* Entries with figure data:
========

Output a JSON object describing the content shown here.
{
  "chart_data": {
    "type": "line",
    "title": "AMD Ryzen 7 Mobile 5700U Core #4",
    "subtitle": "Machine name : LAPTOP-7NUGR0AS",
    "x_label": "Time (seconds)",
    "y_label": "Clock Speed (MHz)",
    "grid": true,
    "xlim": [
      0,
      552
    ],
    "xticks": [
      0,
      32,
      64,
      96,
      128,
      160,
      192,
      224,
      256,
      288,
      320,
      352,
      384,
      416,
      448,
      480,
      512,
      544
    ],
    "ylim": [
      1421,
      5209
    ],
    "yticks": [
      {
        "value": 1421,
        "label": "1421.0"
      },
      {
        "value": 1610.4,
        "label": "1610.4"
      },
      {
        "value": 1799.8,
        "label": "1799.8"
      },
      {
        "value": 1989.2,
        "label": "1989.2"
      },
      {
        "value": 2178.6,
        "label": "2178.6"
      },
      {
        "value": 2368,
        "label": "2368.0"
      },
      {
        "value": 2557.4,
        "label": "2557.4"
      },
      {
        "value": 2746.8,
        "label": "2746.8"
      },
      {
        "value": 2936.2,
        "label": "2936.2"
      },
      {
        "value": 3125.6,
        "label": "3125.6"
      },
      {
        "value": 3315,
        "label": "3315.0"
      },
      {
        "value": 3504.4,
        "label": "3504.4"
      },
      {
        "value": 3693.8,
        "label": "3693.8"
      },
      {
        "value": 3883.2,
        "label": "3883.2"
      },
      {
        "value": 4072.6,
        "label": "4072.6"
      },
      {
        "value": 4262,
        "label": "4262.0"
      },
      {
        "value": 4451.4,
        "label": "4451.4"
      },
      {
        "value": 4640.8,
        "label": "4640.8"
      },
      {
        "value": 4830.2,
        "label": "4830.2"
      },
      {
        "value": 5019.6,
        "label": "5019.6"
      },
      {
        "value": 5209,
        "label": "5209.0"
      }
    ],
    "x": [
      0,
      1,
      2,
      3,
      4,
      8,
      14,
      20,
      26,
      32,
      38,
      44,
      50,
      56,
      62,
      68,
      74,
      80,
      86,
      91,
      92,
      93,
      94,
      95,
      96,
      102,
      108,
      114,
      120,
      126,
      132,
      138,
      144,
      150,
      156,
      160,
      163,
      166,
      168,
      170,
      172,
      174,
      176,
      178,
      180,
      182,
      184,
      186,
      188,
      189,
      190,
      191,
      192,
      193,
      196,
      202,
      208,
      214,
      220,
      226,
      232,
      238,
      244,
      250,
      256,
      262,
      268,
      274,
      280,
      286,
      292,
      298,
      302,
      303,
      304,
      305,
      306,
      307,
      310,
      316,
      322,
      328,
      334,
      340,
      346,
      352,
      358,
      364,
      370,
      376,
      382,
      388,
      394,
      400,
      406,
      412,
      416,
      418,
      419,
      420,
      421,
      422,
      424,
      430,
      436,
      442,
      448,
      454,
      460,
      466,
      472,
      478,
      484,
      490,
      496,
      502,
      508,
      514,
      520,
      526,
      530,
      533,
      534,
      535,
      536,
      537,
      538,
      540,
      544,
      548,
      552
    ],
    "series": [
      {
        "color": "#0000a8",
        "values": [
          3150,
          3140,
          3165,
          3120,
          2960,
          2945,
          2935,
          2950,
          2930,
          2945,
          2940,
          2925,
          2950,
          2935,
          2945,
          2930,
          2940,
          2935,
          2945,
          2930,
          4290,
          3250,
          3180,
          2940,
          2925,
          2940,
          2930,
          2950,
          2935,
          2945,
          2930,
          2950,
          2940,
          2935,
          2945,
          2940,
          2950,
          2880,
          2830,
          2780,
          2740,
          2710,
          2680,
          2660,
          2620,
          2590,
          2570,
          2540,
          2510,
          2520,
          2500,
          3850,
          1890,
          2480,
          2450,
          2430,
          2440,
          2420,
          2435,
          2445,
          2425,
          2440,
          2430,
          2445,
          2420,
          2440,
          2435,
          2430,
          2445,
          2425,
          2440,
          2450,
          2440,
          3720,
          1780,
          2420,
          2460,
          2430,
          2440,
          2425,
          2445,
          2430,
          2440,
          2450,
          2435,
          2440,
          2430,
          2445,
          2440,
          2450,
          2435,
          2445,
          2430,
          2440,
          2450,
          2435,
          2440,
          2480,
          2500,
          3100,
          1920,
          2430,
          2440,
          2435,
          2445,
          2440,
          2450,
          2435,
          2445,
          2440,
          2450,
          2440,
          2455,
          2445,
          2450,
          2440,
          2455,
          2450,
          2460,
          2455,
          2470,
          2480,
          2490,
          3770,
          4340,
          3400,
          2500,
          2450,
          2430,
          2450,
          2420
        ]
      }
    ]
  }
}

========

* Your objective:
Take the entries above and copy them out exactly.

* Answer in full:
Output a JSON object describing the content shown here.
{
  "chart_data": {
    "type": "line",
    "title": "AMD Ryzen 7 Mobile 5700U Core #4",
    "subtitle": "Machine name : LAPTOP-7NUGR0AS",
    "x_label": "Time (seconds)",
    "y_label": "Clock Speed (MHz)",
    "grid": true,
    "xlim": [
      0,
      552
    ],
    "xticks": [
      0,
      32,
      64,
      96,
      128,
      160,
      192,
      224,
      256,
      288,
      320,
      352,
      384,
      416,
      448,
      480,
      512,
      544
    ],
    "ylim": [
      1421,
      5209
    ],
    "yticks": [
      {
        "value": 1421,
        "label": "1421.0"
      },
      {
        "value": 1610.4,
        "label": "1610.4"
      },
      {
        "value": 1799.8,
        "label": "1799.8"
      },
      {
        "value": 1989.2,
        "label": "1989.2"
      },
      {
        "value": 2178.6,
        "label": "2178.6"
      },
      {
        "value": 2368,
        "label": "2368.0"
      },
      {
        "value": 2557.4,
        "label": "2557.4"
      },
      {
        "value": 2746.8,
        "label": "2746.8"
      },
      {
        "value": 2936.2,
        "label": "2936.2"
      },
      {
        "value": 3125.6,
        "label": "3125.6"
      },
      {
        "value": 3315,
        "label": "3315.0"
      },
      {
        "value": 3504.4,
        "label": "3504.4"
      },
      {
        "value": 3693.8,
        "label": "3693.8"
      },
      {
        "value": 3883.2,
        "label": "3883.2"
      },
      {
        "value": 4072.6,
        "label": "4072.6"
      },
      {
        "value": 4262,
        "label": "4262.0"
      },
      {
        "value": 4451.4,
        "label": "4451.4"
      },
      {
        "value": 4640.8,
        "label": "4640.8"
      },
      {
        "value": 4830.2,
        "label": "4830.2"
      },
      {
        "value": 5019.6,
        "label": "5019.6"
      },
      {
        "value": 5209,
        "label": "5209.0"
      }
    ],
    "x": [
      0,
      1,
      2,
      3,
      4,
      8,
      14,
      20,
      26,
      32,
      38,
      44,
      50,
      56,
      62,
      68,
      74,
      80,
      86,
      91,
      92,
      93,
      94,
      95,
      96,
      102,
      108,
      114,
      120,
      126,
      132,
      138,
      144,
      150,
      156,
      160,
      163,
      166,
      168,
      170,
      172,
      174,
      176,
      178,
      180,
      182,
      184,
      186,
      188,
      189,
      190,
      191,
      192,
      193,
      196,
      202,
      208,
      214,
      220,
      226,
      232,
      238,
      244,
      250,
      256,
      262,
      268,
      274,
      280,
      286,
      292,
      298,
      302,
      303,
      304,
      305,
      306,
      307,
      310,
      316,
      322,
      328,
      334,
      340,
      346,
      352,
      358,
      364,
      370,
      376,
      382,
      388,
      394,
      400,
      406,
      412,
      416,
      418,
      419,
      420,
      421,
      422,
      424,
      430,
      436,
      442,
      448,
      454,
      460,
      466,
      472,
      478,
      484,
      490,
      496,
      502,
      508,
      514,
      520,
      526,
      530,
      533,
      534,
      535,
      536,
      537,
      538,
      540,
      544,
      548,
      552
    ],
    "series": [
      {
        "color": "#0000a8",
        "values": [
          3150,
          3140,
          3165,
          3120,
          2960,
          2945,
          2935,
          2950,
          2930,
          2945,
          2940,
          2925,
          2950,
          2935,
          2945,
          2930,
          2940,
          2935,
          2945,
          2930,
          4290,
          3250,
          3180,
          2940,
          2925,
          2940,
          2930,
          2950,
          2935,
          2945,
          2930,
          2950,
          2940,
          2935,
          2945,
          2940,
          2950,
          2880,
          2830,
          2780,
          2740,
          2710,
          2680,
          2660,
          2620,
          2590,
          2570,
          2540,
          2510,
          2520,
          2500,
          3850,
          1890,
          2480,
          2450,
          2430,
          2440,
          2420,
          2435,
          2445,
          2425,
          2440,
          2430,
          2445,
          2420,
          2440,
          2435,
          2430,
          2445,
          2425,
          2440,
          2450,
          2440,
          3720,
          1780,
          2420,
          2460,
          2430,
          2440,
          2425,
          2445,
          2430,
          2440,
          2450,
          2435,
          2440,
          2430,
          2445,
          2440,
          2450,
          2435,
          2445,
          2430,
          2440,
          2450,
          2435,
          2440,
          2480,
          2500,
          3100,
          1920,
          2430,
          2440,
          2435,
          2445,
          2440,
          2450,
          2435,
          2445,
          2440,
          2450,
          2440,
          2455,
          2445,
          2450,
          2440,
          2455,
          2450,
          2460,
          2455,
          2470,
          2480,
          2490,
          3770,
          4340,
          3400,
          2500,
          2450,
          2430,
          2450,
          2420
        ]
      }
    ]
  }
}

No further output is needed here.